**WORK TO BE COMPLETED**
Reproduce word for word the entries from the first line through the line containing "panel c: RGB", both ends included.

**MATERIAL SHOWN**
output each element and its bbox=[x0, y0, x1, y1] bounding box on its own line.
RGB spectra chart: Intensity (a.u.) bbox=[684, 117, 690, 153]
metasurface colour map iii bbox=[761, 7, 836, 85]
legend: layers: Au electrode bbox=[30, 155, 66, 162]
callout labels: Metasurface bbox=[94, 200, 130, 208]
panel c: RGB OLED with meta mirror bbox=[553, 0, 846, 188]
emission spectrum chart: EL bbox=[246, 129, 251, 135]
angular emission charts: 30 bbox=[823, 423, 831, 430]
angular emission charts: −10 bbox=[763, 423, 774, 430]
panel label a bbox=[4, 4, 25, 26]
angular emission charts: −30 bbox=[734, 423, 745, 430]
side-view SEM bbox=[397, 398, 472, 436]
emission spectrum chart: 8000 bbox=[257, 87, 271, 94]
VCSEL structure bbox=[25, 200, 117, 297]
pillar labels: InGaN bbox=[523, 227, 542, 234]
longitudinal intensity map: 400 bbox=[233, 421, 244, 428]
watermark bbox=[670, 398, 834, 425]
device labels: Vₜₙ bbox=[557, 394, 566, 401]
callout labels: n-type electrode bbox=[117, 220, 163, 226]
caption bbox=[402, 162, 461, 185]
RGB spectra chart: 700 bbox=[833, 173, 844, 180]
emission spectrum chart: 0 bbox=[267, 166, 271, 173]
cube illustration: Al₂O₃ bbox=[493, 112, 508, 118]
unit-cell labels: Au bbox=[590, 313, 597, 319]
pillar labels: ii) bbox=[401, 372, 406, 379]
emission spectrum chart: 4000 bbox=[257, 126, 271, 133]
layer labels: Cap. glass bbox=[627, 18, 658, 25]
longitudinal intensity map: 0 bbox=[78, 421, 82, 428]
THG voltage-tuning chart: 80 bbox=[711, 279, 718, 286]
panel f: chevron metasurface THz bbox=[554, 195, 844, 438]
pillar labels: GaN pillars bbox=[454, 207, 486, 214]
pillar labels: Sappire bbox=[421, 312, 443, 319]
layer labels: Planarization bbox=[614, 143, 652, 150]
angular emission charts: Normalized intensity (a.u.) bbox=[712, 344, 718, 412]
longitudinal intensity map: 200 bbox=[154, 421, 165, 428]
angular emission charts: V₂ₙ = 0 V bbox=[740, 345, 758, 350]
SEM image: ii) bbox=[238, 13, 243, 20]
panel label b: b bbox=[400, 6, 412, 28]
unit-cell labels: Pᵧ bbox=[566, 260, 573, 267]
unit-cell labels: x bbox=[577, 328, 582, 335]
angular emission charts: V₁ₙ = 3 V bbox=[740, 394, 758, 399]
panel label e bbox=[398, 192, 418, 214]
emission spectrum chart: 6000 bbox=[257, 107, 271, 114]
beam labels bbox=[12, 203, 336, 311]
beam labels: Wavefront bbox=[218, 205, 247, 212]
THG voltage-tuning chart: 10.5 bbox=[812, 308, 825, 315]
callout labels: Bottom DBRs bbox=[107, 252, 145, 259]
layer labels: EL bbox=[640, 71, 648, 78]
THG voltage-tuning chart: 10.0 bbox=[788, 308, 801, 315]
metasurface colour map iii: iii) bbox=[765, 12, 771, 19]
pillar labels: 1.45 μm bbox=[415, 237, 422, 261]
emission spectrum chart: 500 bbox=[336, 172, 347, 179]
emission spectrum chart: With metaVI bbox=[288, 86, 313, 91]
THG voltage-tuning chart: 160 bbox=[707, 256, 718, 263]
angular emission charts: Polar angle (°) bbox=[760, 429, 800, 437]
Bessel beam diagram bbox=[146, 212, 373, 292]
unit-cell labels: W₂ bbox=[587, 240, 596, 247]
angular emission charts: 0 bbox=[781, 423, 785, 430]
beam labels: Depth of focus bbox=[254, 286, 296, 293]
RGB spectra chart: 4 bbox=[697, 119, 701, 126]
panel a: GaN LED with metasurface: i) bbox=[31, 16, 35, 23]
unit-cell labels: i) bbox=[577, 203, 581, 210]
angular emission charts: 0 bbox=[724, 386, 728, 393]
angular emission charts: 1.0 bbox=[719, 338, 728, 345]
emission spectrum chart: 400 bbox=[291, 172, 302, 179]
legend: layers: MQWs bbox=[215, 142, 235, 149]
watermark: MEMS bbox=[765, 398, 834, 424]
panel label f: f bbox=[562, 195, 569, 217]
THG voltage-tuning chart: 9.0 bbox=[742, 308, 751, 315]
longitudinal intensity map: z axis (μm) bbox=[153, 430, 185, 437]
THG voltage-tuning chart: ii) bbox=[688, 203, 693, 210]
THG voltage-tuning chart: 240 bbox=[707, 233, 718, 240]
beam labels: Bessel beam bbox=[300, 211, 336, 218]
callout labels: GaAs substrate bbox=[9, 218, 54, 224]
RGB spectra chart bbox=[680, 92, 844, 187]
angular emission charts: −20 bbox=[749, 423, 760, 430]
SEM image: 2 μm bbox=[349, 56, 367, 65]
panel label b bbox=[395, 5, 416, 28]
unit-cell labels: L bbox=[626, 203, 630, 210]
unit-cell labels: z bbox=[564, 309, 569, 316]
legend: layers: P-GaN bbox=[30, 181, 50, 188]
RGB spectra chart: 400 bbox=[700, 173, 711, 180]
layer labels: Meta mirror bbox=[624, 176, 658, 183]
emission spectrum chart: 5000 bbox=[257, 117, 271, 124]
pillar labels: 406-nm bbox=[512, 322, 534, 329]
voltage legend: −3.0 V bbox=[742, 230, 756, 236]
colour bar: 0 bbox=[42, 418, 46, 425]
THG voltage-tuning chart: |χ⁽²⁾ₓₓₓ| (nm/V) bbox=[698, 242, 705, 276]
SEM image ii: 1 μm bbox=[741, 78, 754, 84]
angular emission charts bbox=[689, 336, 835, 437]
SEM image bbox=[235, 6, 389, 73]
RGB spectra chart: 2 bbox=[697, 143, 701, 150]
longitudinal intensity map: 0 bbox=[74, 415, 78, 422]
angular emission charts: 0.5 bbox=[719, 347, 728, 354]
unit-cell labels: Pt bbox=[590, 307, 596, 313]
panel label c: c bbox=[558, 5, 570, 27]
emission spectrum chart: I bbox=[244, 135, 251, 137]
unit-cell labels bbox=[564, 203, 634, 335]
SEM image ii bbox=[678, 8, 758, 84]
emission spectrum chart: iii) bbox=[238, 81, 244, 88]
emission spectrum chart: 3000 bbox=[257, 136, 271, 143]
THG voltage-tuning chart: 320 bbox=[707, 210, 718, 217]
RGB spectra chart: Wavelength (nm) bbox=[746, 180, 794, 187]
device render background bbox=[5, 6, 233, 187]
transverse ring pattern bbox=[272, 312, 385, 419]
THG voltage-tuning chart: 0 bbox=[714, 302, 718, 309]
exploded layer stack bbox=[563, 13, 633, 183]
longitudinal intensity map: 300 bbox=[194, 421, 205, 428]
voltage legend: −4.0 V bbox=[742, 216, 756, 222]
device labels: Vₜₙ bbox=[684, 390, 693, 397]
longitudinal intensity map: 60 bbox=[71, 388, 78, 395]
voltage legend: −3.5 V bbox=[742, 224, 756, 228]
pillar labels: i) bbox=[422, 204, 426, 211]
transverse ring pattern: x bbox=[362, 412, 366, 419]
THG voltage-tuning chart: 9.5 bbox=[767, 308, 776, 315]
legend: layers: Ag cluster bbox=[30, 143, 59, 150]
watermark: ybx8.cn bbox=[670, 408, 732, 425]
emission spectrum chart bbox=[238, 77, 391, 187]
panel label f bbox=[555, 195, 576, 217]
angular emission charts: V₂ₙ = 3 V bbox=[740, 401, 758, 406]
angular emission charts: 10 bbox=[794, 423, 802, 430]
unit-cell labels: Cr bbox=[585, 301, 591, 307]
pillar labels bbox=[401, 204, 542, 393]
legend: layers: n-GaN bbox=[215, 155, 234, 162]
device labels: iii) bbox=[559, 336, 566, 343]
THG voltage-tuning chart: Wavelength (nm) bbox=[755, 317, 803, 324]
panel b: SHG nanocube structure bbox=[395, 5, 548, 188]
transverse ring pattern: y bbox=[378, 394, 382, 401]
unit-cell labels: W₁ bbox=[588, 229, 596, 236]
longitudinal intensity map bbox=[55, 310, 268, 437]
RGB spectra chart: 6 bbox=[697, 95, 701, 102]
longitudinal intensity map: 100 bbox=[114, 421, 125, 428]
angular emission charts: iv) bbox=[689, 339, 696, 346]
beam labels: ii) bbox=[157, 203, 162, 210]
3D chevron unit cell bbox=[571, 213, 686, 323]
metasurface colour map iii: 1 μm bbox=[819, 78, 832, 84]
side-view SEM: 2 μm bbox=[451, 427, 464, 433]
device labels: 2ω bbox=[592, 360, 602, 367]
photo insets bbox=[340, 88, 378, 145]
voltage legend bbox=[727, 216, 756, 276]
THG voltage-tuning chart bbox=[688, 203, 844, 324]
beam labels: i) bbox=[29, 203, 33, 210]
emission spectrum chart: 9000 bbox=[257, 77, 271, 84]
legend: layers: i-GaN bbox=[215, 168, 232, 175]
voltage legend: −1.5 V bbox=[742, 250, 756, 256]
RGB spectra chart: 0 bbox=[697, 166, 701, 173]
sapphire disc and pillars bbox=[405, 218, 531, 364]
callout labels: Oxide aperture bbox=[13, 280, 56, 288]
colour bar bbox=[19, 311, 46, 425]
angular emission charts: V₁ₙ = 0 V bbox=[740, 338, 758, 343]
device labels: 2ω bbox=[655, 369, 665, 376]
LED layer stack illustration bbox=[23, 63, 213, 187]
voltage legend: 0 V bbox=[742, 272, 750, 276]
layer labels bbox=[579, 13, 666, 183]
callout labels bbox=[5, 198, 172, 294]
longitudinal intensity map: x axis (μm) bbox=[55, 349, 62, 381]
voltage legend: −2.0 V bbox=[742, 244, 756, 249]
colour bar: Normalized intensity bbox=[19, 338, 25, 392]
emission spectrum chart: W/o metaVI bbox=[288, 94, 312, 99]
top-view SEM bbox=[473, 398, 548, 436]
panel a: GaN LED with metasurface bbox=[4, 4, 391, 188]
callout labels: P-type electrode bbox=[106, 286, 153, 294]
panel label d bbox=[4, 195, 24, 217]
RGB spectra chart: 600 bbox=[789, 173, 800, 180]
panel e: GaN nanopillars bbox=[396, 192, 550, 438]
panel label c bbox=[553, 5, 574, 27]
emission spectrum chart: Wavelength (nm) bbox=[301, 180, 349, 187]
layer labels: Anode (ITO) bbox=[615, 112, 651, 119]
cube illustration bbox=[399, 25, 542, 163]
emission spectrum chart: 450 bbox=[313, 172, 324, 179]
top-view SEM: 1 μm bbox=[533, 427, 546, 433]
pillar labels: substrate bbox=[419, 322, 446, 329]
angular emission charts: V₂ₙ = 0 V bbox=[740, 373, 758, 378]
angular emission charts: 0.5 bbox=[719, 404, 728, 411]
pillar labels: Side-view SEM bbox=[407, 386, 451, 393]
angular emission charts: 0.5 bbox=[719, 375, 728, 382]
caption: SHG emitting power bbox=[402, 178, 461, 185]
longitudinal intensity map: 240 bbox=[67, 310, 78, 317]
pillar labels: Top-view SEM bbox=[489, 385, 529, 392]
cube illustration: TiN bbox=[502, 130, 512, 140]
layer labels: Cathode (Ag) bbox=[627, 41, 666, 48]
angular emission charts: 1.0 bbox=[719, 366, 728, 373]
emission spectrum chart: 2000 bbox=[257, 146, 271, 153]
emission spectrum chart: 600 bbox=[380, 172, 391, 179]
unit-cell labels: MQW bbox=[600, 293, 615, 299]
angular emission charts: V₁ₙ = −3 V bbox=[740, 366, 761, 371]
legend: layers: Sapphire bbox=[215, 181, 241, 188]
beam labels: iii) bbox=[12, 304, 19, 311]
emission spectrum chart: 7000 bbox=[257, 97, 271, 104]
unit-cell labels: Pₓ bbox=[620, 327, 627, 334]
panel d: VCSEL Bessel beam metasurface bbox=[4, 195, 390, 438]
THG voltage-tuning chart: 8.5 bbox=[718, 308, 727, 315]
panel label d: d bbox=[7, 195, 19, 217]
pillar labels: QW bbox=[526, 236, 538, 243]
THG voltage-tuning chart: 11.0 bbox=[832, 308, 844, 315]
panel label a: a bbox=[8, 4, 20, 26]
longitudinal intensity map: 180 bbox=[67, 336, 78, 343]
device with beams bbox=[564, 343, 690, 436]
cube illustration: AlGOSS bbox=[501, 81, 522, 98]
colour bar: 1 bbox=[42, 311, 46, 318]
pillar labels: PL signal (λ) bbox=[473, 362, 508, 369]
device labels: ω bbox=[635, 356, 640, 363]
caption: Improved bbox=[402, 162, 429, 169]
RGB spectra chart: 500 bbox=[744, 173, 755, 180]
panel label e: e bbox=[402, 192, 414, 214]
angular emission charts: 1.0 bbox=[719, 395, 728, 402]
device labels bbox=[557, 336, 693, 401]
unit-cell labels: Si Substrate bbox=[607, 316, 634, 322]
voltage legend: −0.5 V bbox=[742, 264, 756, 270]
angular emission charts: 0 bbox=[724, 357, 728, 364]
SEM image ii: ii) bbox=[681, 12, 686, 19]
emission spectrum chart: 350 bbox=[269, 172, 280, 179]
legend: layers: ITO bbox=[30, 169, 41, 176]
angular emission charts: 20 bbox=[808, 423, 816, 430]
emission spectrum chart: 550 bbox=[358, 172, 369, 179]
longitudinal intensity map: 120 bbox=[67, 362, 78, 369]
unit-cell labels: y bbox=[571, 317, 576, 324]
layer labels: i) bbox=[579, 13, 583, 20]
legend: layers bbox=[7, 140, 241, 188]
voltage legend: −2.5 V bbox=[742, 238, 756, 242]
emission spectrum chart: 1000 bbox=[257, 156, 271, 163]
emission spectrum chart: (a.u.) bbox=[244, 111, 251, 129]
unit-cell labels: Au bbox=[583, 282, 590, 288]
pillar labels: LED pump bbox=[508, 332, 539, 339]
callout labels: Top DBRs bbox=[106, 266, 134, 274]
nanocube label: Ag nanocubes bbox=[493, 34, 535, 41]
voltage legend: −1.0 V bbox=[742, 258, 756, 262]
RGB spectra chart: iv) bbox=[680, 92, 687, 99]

**ANSWER IN FULL**
output each element and its bbox=[x0, y0, x1, y1] bounding box on its own line.
RGB spectra chart: Intensity (a.u.) bbox=[684, 117, 690, 153]
metasurface colour map iii bbox=[761, 7, 836, 85]
legend: layers: Au electrode bbox=[30, 155, 66, 162]
callout labels: Metasurface bbox=[94, 200, 130, 208]
panel c: RGB OLED with meta mirror bbox=[553, 0, 846, 188]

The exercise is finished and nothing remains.